- **Work required**: Work out how many lines of the data hold the string "Flux", and reply with that number alone.
══ Records shown ══
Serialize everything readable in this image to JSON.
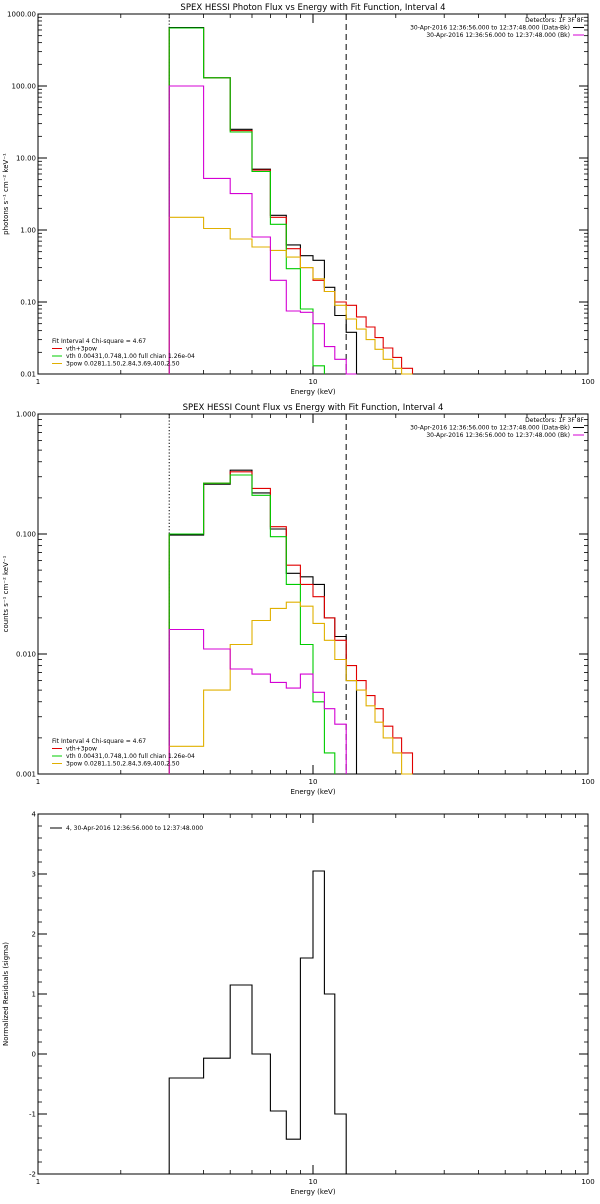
{
  "chart_data": [
    {
      "type": "line",
      "title": "SPEX HESSI Photon Flux vs Energy with Fit Function, Interval 4",
      "xlabel": "Energy (keV)",
      "ylabel": "photons s⁻¹ cm⁻² keV⁻¹",
      "xscale": "log",
      "yscale": "log",
      "xlim": [
        1,
        100
      ],
      "ylim": [
        0.01,
        1000
      ],
      "xticks": [
        1,
        10,
        100
      ],
      "xtick_labels": [
        "1",
        "10",
        "100"
      ],
      "yticks": [
        0.01,
        0.1,
        1,
        10,
        100,
        1000
      ],
      "ytick_labels": [
        "0.01",
        "0.10",
        "1.00",
        "10.00",
        "100.00",
        "1000.00"
      ],
      "legend_top": {
        "detectors": "Detectors: 1F 3F 8F",
        "entries": [
          {
            "label": "30-Apr-2016 12:36:56.000 to 12:37:48.000 (Data-Bk)",
            "color": "#000000"
          },
          {
            "label": "30-Apr-2016 12:36:56.000 to 12:37:48.000 (Bk)",
            "color": "#d400d4"
          }
        ]
      },
      "legend_bottom": {
        "heading": "Fit Interval 4   Chi-square = 4.67",
        "entries": [
          {
            "label": "vth+3pow",
            "color": "#e00000"
          },
          {
            "label": "vth 0.00431,0.748,1.00  full chian 1.26e-04",
            "color": "#00cc00"
          },
          {
            "label": "3pow 0.0281,1.50,2.84,3.69,400,2.50",
            "color": "#e0b000"
          }
        ]
      },
      "vlines": [
        {
          "x": 3.0,
          "style": "dotted",
          "color": "#000000"
        },
        {
          "x": 13.2,
          "style": "dashed",
          "color": "#000000"
        }
      ],
      "bin_edges": [
        3.0,
        4.0,
        5.0,
        6.0,
        7.0,
        8.0,
        9.0,
        10.0,
        11.0,
        12.0,
        13.2,
        14.4,
        15.6,
        16.8,
        18.0,
        19.5,
        21.0,
        23.0
      ],
      "series": [
        {
          "name": "Data-Bk",
          "color": "#000000",
          "values": [
            650,
            130,
            25,
            7,
            1.6,
            0.62,
            0.44,
            0.38,
            0.16,
            0.065,
            0.038
          ]
        },
        {
          "name": "vth+3pow",
          "color": "#e00000",
          "values": [
            640,
            130,
            24,
            6.8,
            1.5,
            0.55,
            0.3,
            0.2,
            0.14,
            0.1,
            0.09,
            0.062,
            0.045,
            0.032,
            0.023,
            0.017,
            0.012
          ]
        },
        {
          "name": "vth",
          "color": "#00cc00",
          "values": [
            640,
            130,
            23,
            6.5,
            1.2,
            0.29,
            0.08,
            0.013
          ]
        },
        {
          "name": "3pow",
          "color": "#e0b000",
          "values": [
            1.5,
            1.05,
            0.75,
            0.58,
            0.52,
            0.42,
            0.3,
            0.21,
            0.14,
            0.09,
            0.058,
            0.042,
            0.03,
            0.022,
            0.016,
            0.012,
            0.01
          ]
        },
        {
          "name": "Bk",
          "color": "#d400d4",
          "values": [
            100,
            5.2,
            3.2,
            0.8,
            0.2,
            0.075,
            0.072,
            0.05,
            0.024,
            0.016,
            0.01
          ]
        }
      ]
    },
    {
      "type": "line",
      "title": "SPEX HESSI Count Flux vs Energy with Fit Function, Interval 4",
      "xlabel": "Energy (keV)",
      "ylabel": "counts s⁻¹ cm⁻² keV⁻¹",
      "xscale": "log",
      "yscale": "log",
      "xlim": [
        1,
        100
      ],
      "ylim": [
        0.001,
        1
      ],
      "xticks": [
        1,
        10,
        100
      ],
      "xtick_labels": [
        "1",
        "10",
        "100"
      ],
      "yticks": [
        0.001,
        0.01,
        0.1,
        1
      ],
      "ytick_labels": [
        "0.001",
        "0.010",
        "0.100",
        "1.000"
      ],
      "legend_top": {
        "detectors": "Detectors: 1F 3F 8F",
        "entries": [
          {
            "label": "30-Apr-2016 12:36:56.000 to 12:37:48.000 (Data-Bk)",
            "color": "#000000"
          },
          {
            "label": "30-Apr-2016 12:36:56.000 to 12:37:48.000 (Bk)",
            "color": "#d400d4"
          }
        ]
      },
      "legend_bottom": {
        "heading": "Fit Interval 4   Chi-square = 4.67",
        "entries": [
          {
            "label": "vth+3pow",
            "color": "#e00000"
          },
          {
            "label": "vth 0.00431,0.748,1.00  full chian 1.26e-04",
            "color": "#00cc00"
          },
          {
            "label": "3pow 0.0281,1.50,2.84,3.69,400,2.50",
            "color": "#e0b000"
          }
        ]
      },
      "vlines": [
        {
          "x": 3.0,
          "style": "dotted",
          "color": "#000000"
        },
        {
          "x": 13.2,
          "style": "dashed",
          "color": "#000000"
        }
      ],
      "bin_edges": [
        3.0,
        4.0,
        5.0,
        6.0,
        7.0,
        8.0,
        9.0,
        10.0,
        11.0,
        12.0,
        13.2,
        14.4,
        15.6,
        16.8,
        18.0,
        19.5,
        21.0,
        23.0
      ],
      "series": [
        {
          "name": "Data-Bk",
          "color": "#000000",
          "values": [
            0.098,
            0.26,
            0.34,
            0.22,
            0.11,
            0.047,
            0.044,
            0.038,
            0.02,
            0.014,
            0.006
          ]
        },
        {
          "name": "vth+3pow",
          "color": "#e00000",
          "values": [
            0.1,
            0.265,
            0.33,
            0.24,
            0.115,
            0.055,
            0.038,
            0.03,
            0.02,
            0.013,
            0.008,
            0.006,
            0.0045,
            0.0035,
            0.0025,
            0.002,
            0.0015
          ]
        },
        {
          "name": "vth",
          "color": "#00cc00",
          "values": [
            0.1,
            0.265,
            0.31,
            0.21,
            0.095,
            0.038,
            0.012,
            0.004,
            0.0015
          ]
        },
        {
          "name": "3pow",
          "color": "#e0b000",
          "values": [
            0.0017,
            0.005,
            0.012,
            0.019,
            0.024,
            0.027,
            0.025,
            0.018,
            0.013,
            0.009,
            0.006,
            0.005,
            0.0037,
            0.0027,
            0.002,
            0.0015,
            0.001
          ]
        },
        {
          "name": "Bk",
          "color": "#d400d4",
          "values": [
            0.016,
            0.011,
            0.0075,
            0.0068,
            0.0058,
            0.0052,
            0.0068,
            0.0048,
            0.0035,
            0.0026
          ]
        }
      ]
    },
    {
      "type": "line",
      "title": "",
      "xlabel": "Energy (keV)",
      "ylabel": "Normalized Residuals (sigma)",
      "xscale": "log",
      "yscale": "linear",
      "xlim": [
        1,
        100
      ],
      "ylim": [
        -2,
        4
      ],
      "xticks": [
        1,
        10,
        100
      ],
      "xtick_labels": [
        "1",
        "10",
        "100"
      ],
      "yticks": [
        -2,
        -1,
        0,
        1,
        2,
        3,
        4
      ],
      "ytick_labels": [
        "-2",
        "-1",
        "0",
        "1",
        "2",
        "3",
        "4"
      ],
      "legend_top": {
        "entries": [
          {
            "label": "4, 30-Apr-2016 12:36:56.000 to 12:37:48.000",
            "color": "#000000"
          }
        ]
      },
      "bin_edges": [
        3.0,
        4.0,
        5.0,
        6.0,
        7.0,
        8.0,
        9.0,
        10.0,
        11.0,
        12.0,
        13.2
      ],
      "series": [
        {
          "name": "4, 30-Apr-2016 12:36:56.000 to 12:37:48.000",
          "color": "#000000",
          "values": [
            -0.4,
            -0.07,
            1.15,
            0.0,
            -0.95,
            -1.42,
            1.6,
            3.05,
            1.0,
            -1.0
          ]
        }
      ]
    }
  ]
}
═══
- **Exercise answer**: 2